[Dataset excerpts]
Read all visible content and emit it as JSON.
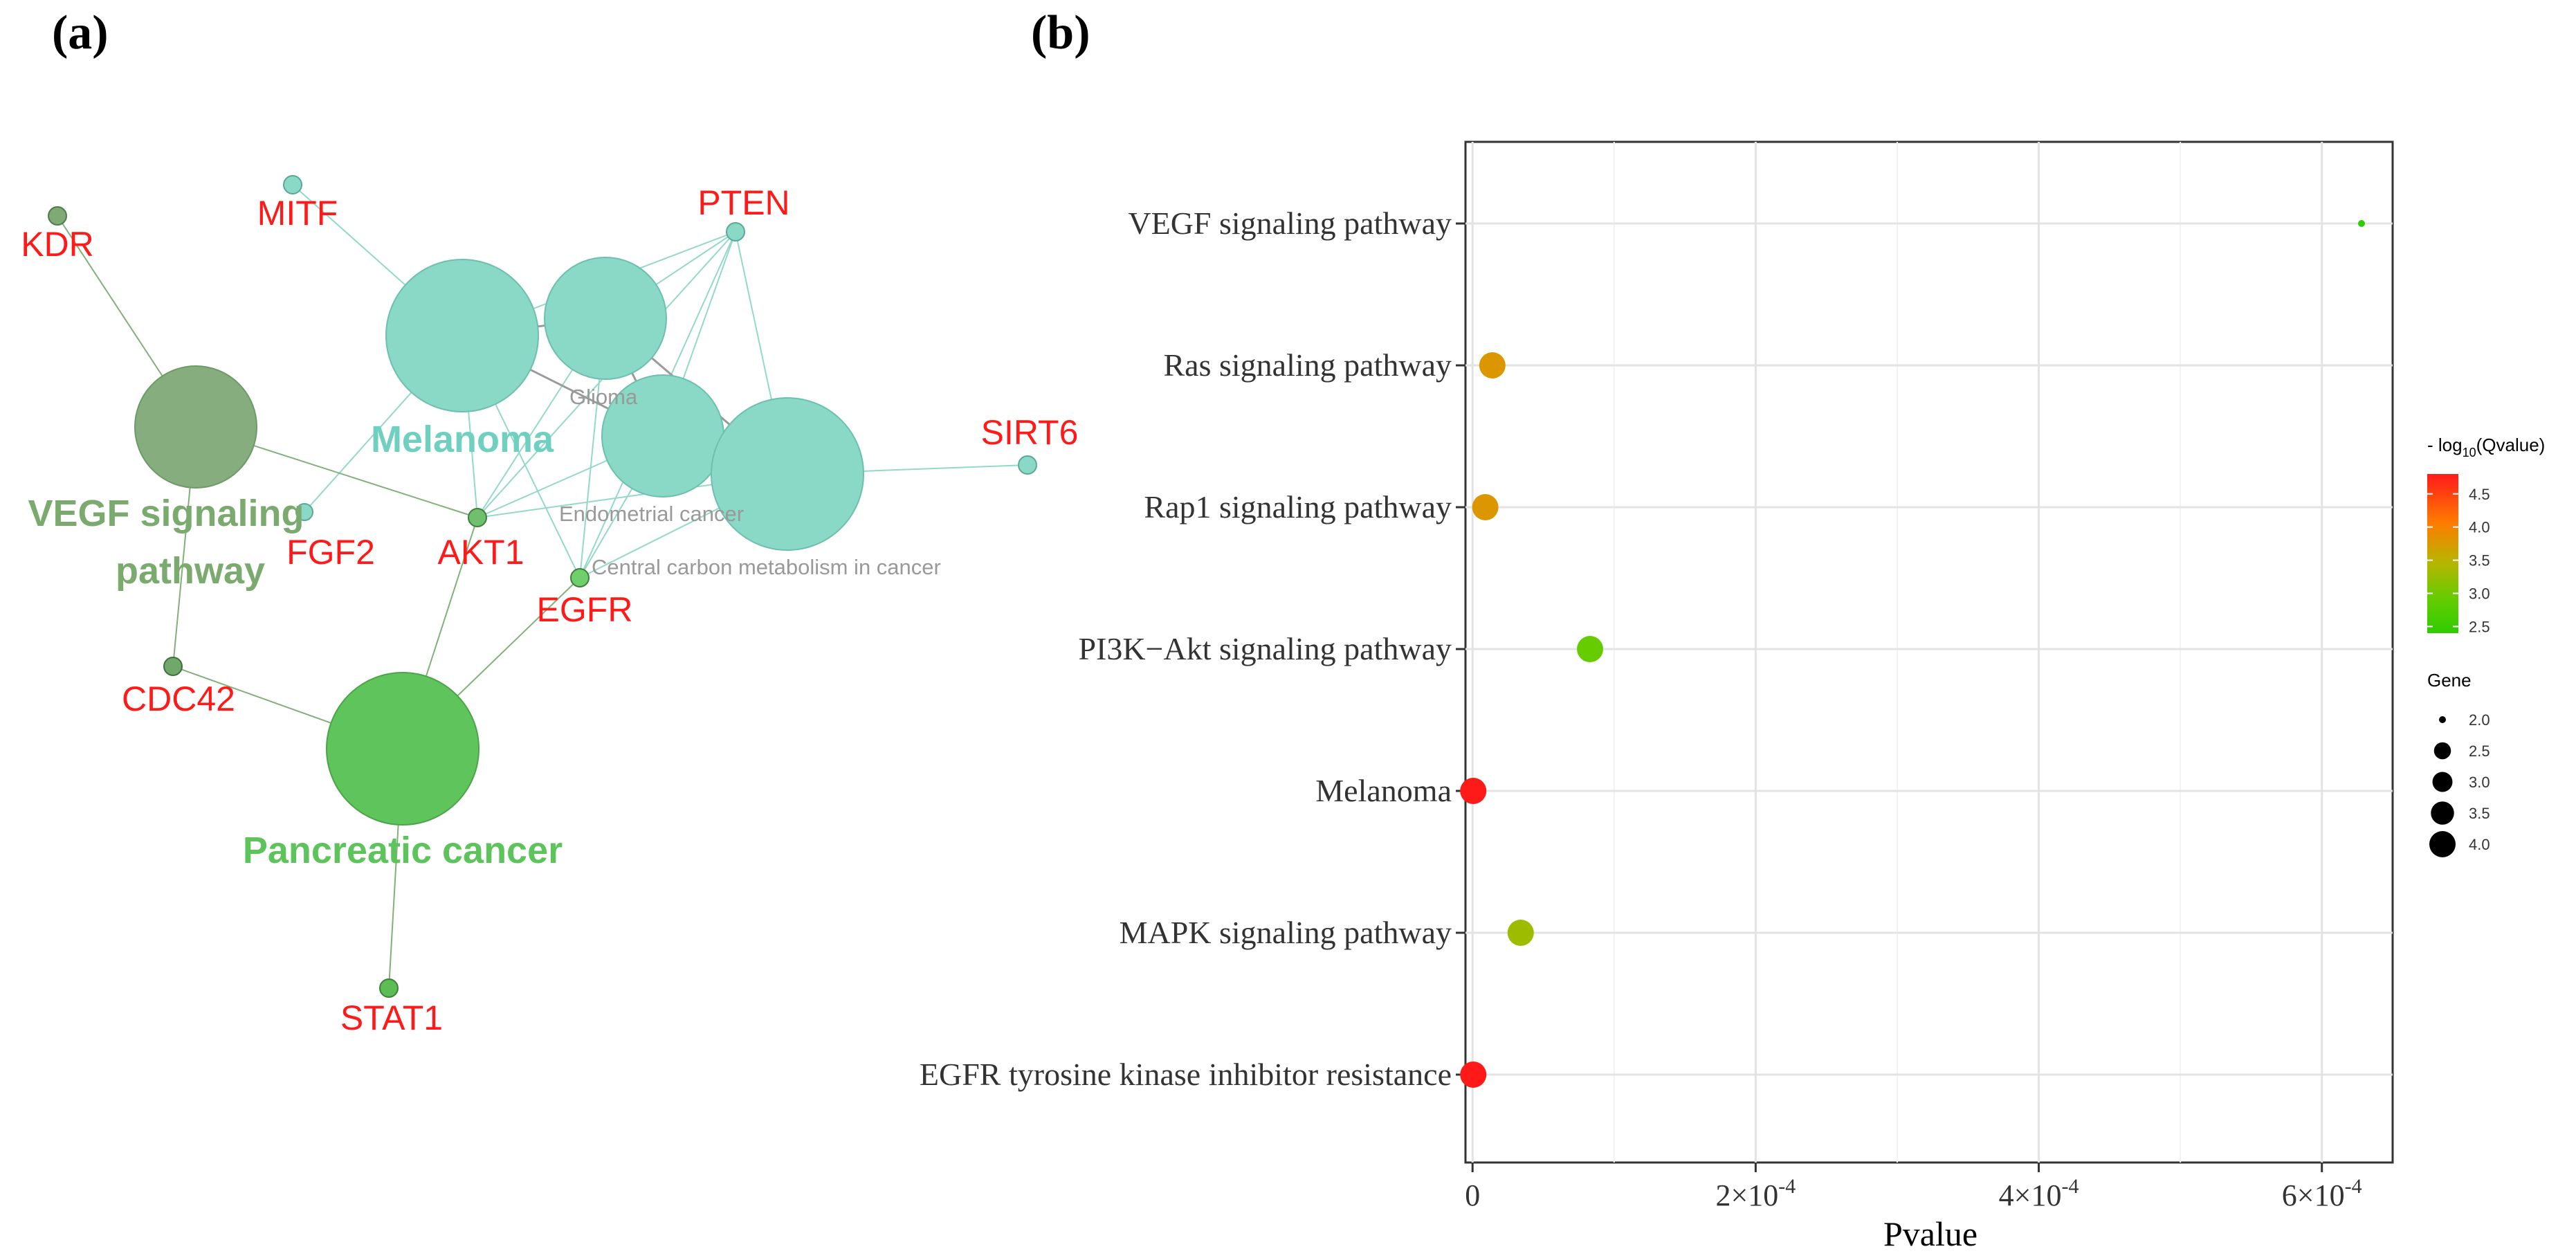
{
  "panel_a": {
    "label": "(a)",
    "colors": {
      "melanoma": "#75d1c0",
      "vegf": "#7fa975",
      "pancreatic": "#5bbf54",
      "gene": "#ff1a1a",
      "small_label": "#999999"
    },
    "pathways": [
      {
        "id": "vegf",
        "label_lines": [
          "VEGF signaling",
          "pathway"
        ],
        "color": "#78a873",
        "label_color": "#7aaa6d"
      },
      {
        "id": "melanoma",
        "label_lines": [
          "Melanoma"
        ],
        "color": "#8ad8c6",
        "label_color": "#6fd0bf"
      },
      {
        "id": "glioma",
        "label_lines": [
          "Glioma"
        ],
        "color": "#8ad8c6",
        "label_color": "#999999"
      },
      {
        "id": "endometrial",
        "label_lines": [
          "Endometrial cancer"
        ],
        "color": "#8ad8c6",
        "label_color": "#999999"
      },
      {
        "id": "central",
        "label_lines": [
          "Central carbon metabolism in cancer"
        ],
        "color": "#8ad8c6",
        "label_color": "#999999"
      },
      {
        "id": "pancreatic",
        "label_lines": [
          "Pancreatic cancer"
        ],
        "color": "#5cc45a",
        "label_color": "#5cc45a"
      }
    ],
    "genes": [
      "KDR",
      "MITF",
      "PTEN",
      "SIRT6",
      "FGF2",
      "AKT1",
      "EGFR",
      "CDC42",
      "STAT1"
    ]
  },
  "panel_b": {
    "label": "(b)",
    "chart_data": {
      "type": "scatter",
      "title": "",
      "xlabel": "Pvalue",
      "ylabel": "",
      "xlim": [
        -5e-06,
        0.00065
      ],
      "x_ticks": [
        {
          "value": 0,
          "label": "0"
        },
        {
          "value": 0.0002,
          "label": "2×10",
          "exp": "-4"
        },
        {
          "value": 0.0004,
          "label": "4×10",
          "exp": "-4"
        },
        {
          "value": 0.0006,
          "label": "6×10",
          "exp": "-4"
        }
      ],
      "categories": [
        "VEGF signaling pathway",
        "Ras signaling pathway",
        "Rap1 signaling pathway",
        "PI3K−Akt signaling pathway",
        "Melanoma",
        "MAPK signaling pathway",
        "EGFR tyrosine kinase inhibitor resistance"
      ],
      "points": [
        {
          "category": "VEGF signaling pathway",
          "pvalue": 0.000628,
          "gene": 2,
          "neglog10q": 2.4
        },
        {
          "category": "Ras signaling pathway",
          "pvalue": 1.4e-05,
          "gene": 3,
          "neglog10q": 3.8
        },
        {
          "category": "Rap1 signaling pathway",
          "pvalue": 9e-06,
          "gene": 3,
          "neglog10q": 3.8
        },
        {
          "category": "PI3K−Akt signaling pathway",
          "pvalue": 8.3e-05,
          "gene": 3,
          "neglog10q": 2.9
        },
        {
          "category": "Melanoma",
          "pvalue": 5e-07,
          "gene": 3,
          "neglog10q": 4.8
        },
        {
          "category": "MAPK signaling pathway",
          "pvalue": 3.4e-05,
          "gene": 3,
          "neglog10q": 3.3
        },
        {
          "category": "EGFR tyrosine kinase inhibitor resistance",
          "pvalue": 5e-07,
          "gene": 3,
          "neglog10q": 4.8
        }
      ],
      "color_legend": {
        "title": "- log",
        "title_sub": "10",
        "title_rest": "(Qvalue)",
        "range": [
          2.4,
          4.8
        ],
        "ticks": [
          "4.5",
          "4.0",
          "3.5",
          "3.0",
          "2.5"
        ],
        "colors": [
          "#ff1a1a",
          "#ff8000",
          "#b4b400",
          "#66cc00",
          "#33cc00"
        ]
      },
      "size_legend": {
        "title": "Gene",
        "entries": [
          "2.0",
          "2.5",
          "3.0",
          "3.5",
          "4.0"
        ]
      }
    }
  }
}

BRIEF: Please copy every line of the data that carries the string "tyrosine".

SOLUTION TO THIS PROBLEM:
        "EGFR tyrosine kinase inhibitor resistance"
          "category": "EGFR tyrosine kinase inhibitor resistance",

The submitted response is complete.